*Document segment*
+===+

Mirchi FM is a Fiji Hindi-language radio station in Fiji. The station broadcasts on the 97.8 frequency to the cities of Suva, Navua, Nausori, Labasa, Savusavu, Nadi, Denarau, Mamanuca and Lautoka. The station also broadcasts on the 97.6 MHz frequency to the towns of Coral Coast and Ba. The station broadcasts on 98.0 megahertz to the town of Tavua, and on 98.2 megahertz to Rakiraki and Nabouwalu. Mirchi FM is Fiji's first Hindi FM radio.

It is operated by Fiji Broadcasting Corporation, the company which also owns FBC TV, Radio Fiji One, Radio Fiji Two, Bula FM, 2day FM-Fiji, and Gold FM-Fiji in Fiji.

Mirchi FM was launched as 98FM on July 1, 1989. It later transformed into Radio Rajdhani before being rebranded as Bula 98 FM in 1998. In 2004, the station underwent another name change to Radio Mirchi. Enhancing its business perspective, the station adopted the name Mirchi FM on August 1, 2009. The main competitors of Mirchi FM are Communications Fiji Limited owned Radio Navtarang and Radio Sargam.

Mirchi FM is airing entertainment shows like Mast Morning, Saheli, Raftaar, Sham-e-Guzarish, Club Mircho, Mohabbato Ka Safar and Saturday Sports. Mirchi FM is essentially a music station featuring a range of popular Hindi songs from the 1990s to present era, including Bollywood music. Its target audience are younger listeners from the age of 18 to 40 years old.

+===+

*Data for review*
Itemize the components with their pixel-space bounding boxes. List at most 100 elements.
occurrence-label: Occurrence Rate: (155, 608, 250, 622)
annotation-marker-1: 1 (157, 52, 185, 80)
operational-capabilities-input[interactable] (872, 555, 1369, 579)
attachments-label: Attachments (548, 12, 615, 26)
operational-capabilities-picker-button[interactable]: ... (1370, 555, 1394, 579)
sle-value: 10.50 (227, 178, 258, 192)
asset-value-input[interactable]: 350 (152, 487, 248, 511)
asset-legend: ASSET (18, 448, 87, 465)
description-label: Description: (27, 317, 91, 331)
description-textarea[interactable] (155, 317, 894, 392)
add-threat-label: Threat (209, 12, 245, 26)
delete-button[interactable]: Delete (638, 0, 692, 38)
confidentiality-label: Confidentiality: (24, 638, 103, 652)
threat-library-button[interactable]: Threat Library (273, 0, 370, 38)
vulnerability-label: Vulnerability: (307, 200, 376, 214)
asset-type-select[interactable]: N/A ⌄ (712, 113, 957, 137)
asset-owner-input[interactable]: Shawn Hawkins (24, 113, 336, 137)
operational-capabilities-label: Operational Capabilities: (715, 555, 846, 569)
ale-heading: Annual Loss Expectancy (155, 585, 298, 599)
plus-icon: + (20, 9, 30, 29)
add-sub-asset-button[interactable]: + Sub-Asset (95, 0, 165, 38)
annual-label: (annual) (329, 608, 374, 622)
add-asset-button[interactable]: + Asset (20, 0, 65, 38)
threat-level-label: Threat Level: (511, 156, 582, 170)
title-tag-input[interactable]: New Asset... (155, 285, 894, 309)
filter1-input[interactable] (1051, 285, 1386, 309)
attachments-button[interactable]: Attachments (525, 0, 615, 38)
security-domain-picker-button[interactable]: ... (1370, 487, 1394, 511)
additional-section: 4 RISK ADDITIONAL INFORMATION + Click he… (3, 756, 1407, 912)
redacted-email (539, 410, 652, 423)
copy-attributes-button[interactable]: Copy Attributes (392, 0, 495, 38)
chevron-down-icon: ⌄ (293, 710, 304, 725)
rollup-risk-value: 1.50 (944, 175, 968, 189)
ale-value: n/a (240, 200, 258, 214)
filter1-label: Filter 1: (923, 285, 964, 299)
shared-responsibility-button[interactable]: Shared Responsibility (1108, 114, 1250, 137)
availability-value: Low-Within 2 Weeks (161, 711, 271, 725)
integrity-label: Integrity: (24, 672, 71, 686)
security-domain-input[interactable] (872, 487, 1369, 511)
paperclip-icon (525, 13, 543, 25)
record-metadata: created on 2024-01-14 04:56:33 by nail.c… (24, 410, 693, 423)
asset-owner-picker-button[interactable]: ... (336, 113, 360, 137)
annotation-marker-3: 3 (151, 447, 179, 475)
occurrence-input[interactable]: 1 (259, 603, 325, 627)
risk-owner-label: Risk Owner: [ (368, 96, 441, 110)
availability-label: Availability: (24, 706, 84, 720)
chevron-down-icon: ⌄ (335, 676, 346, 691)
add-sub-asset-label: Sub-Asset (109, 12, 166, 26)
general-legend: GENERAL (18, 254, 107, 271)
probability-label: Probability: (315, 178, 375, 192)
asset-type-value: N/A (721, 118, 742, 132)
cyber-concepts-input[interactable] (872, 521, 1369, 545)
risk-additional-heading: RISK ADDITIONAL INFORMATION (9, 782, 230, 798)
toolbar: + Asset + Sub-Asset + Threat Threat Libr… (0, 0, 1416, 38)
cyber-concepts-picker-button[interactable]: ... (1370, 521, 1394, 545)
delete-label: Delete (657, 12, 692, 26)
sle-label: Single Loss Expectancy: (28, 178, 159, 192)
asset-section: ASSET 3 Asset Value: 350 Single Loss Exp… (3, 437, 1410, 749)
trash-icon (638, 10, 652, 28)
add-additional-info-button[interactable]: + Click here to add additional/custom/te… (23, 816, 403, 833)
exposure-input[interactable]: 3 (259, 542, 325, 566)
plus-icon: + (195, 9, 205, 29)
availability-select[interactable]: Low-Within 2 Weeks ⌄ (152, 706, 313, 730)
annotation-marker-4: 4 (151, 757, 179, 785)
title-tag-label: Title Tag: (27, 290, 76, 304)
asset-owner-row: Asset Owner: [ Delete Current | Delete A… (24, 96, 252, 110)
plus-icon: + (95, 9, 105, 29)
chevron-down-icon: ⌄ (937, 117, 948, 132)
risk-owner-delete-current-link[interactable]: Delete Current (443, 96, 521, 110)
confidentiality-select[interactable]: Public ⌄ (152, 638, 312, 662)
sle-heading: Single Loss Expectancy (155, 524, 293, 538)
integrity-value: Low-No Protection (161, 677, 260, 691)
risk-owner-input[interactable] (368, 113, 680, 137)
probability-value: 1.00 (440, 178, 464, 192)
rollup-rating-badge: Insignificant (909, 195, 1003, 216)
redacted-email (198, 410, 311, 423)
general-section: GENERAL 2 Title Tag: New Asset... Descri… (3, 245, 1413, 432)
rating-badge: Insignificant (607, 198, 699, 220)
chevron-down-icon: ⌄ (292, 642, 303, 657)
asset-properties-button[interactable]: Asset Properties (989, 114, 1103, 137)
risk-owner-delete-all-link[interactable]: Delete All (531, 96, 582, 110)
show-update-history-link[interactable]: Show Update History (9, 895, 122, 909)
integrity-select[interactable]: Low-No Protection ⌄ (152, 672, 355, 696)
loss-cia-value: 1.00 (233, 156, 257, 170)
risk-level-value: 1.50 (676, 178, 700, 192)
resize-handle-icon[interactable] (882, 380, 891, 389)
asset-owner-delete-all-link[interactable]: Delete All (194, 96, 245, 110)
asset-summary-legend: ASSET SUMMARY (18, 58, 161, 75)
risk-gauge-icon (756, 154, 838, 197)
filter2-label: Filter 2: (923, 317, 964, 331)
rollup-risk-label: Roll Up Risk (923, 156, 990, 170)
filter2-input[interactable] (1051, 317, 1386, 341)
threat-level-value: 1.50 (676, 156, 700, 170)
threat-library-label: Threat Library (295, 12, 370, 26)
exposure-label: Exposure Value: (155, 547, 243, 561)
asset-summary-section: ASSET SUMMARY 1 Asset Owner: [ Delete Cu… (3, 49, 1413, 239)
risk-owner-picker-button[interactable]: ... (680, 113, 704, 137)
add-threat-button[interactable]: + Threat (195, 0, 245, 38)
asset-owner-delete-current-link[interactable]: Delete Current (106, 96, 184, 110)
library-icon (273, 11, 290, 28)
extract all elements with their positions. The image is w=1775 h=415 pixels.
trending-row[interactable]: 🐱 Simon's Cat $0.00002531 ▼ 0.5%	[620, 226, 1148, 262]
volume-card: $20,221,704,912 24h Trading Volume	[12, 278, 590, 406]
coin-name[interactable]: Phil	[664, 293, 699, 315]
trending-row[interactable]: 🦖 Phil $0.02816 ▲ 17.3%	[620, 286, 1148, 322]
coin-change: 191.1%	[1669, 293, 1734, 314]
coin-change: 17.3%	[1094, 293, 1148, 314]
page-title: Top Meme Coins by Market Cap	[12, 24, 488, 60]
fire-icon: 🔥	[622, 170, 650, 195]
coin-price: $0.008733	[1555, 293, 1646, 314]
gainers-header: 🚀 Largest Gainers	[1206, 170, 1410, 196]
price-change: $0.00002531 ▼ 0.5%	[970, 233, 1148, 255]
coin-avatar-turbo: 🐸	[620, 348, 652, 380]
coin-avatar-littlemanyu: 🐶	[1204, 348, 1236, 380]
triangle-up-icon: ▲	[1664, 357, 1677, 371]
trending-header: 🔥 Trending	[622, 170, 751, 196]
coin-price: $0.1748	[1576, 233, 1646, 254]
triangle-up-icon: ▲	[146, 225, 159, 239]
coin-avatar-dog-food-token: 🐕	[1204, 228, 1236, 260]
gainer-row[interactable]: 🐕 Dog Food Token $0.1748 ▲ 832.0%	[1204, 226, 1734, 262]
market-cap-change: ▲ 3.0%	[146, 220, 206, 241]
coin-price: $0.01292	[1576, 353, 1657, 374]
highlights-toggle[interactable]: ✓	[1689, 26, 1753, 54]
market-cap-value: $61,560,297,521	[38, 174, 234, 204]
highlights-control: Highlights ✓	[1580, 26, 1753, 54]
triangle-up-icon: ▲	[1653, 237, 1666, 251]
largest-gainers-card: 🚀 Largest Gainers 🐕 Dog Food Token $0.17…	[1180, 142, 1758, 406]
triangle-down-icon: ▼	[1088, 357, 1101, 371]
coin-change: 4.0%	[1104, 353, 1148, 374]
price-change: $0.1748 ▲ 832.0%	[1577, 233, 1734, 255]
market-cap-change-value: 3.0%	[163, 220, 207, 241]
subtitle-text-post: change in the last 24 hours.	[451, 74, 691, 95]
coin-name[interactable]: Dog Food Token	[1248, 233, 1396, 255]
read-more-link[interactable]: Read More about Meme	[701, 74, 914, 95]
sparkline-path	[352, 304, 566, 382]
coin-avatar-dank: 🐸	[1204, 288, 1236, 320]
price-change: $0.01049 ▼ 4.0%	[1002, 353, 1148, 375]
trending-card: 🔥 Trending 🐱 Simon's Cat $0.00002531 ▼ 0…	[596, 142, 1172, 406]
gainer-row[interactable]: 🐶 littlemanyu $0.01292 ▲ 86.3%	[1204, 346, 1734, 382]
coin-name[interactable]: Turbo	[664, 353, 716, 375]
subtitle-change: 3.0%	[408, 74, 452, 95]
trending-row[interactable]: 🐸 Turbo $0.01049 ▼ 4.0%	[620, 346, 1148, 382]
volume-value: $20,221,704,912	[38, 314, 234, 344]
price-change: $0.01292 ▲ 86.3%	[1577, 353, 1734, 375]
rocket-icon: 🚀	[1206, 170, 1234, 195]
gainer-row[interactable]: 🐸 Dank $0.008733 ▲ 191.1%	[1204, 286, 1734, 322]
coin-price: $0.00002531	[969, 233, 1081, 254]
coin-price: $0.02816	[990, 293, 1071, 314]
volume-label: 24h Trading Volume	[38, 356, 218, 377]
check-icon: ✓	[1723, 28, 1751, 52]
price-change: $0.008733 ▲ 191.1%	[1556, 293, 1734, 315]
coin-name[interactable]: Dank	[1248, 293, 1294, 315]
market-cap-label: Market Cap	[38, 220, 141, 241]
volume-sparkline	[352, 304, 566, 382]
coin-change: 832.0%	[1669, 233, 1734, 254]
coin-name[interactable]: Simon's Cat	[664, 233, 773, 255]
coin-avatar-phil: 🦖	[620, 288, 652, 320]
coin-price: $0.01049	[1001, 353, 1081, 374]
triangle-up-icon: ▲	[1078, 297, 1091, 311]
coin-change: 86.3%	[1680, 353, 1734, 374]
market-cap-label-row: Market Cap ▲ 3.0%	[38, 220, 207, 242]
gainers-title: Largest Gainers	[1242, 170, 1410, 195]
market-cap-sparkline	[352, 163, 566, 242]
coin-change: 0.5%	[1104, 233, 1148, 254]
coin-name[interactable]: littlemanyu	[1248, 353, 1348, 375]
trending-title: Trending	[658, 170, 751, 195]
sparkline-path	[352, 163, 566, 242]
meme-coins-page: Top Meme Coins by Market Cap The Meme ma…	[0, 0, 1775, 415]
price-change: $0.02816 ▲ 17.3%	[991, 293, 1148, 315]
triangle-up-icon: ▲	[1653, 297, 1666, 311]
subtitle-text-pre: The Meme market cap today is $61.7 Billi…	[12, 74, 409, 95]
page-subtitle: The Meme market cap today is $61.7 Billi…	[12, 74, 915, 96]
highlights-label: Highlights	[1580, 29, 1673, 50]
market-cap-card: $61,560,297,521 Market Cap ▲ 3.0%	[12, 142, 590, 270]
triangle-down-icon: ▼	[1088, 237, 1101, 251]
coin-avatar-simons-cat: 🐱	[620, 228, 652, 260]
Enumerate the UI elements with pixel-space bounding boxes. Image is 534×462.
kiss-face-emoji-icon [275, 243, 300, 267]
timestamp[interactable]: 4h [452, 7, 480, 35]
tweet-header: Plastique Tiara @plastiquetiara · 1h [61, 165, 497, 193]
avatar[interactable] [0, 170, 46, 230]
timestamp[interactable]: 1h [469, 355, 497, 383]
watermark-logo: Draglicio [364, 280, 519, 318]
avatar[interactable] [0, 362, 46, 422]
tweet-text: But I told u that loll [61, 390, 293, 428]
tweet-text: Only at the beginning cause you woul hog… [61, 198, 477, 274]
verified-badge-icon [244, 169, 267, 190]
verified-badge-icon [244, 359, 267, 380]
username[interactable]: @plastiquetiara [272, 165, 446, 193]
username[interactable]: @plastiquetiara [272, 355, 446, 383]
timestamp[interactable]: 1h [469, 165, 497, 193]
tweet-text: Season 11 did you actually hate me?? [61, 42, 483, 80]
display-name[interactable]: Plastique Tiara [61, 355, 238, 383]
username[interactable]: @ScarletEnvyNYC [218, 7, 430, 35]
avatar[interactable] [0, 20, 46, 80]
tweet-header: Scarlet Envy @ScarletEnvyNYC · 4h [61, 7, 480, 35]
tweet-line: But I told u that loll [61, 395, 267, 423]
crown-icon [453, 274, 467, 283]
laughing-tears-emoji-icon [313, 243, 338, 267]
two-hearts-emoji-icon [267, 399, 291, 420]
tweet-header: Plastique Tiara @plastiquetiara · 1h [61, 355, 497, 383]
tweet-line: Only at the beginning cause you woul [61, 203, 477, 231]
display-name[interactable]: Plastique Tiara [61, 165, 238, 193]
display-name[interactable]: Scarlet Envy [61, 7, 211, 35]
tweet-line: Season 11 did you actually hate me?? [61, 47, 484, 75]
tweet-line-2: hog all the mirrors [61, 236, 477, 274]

+===+

*Activity list*
- A) Rewrite the paragraph of the Mirchi FM text that begins "Mirchi FM was launched as 98FM" as a short list, keeping its names, dates and competitors.
- B) List every entertainment show that the Mirchi FM text names.
- C) Carry on the Mirchi FM text from the point where it ends.
The data is not needed for this work.

*Responses for each task*
- A)
- Launched as 98FM on July 1, 1989
- Later became Radio Rajdhani
- Rebranded as Bula 98 FM in 1998
- Renamed Radio Mirchi in 2004
- Took the name Mirchi FM on August 1, 2009, to enhance its business perspective
- Main competitors: Radio Navtarang and Radio Sargam, owned by Communications Fiji Limited

- B)
- Mast Morning
- Saheli
- Raftaar
- Sham-e-Guzarish
- Club Mircho
- Mohabbato Ka Safar
- Saturday Sports

- C)
==Program line-up==
Mirchi FM's lineup is as follows:
- Behaal Breakfast 5.45am - 10.00am: Monish Sharma and Aziza
- Saheli 10 am - 2 pm: Renuka Goundar
- Raftaar 2 pm - 6 pm: Jitendra Shandil & Devika
- Sham-e-Guzarish 6pm - 7 pm: Sahil Ram
- Mirchi Nights 7 pm - 12am: Sahil Ram
- Club Mirchi Saturdays 7pm - 12am: Pisto

Ashneel Singh is the station’s current Radio Manager for Mirchi FM. Although he has been in the radio industry for around 20 years, he struggles with basic Hindi and voice quality. He claims proficiency in sound editing, broadcast technology and content creation and experience in organising small scale events event and marketing.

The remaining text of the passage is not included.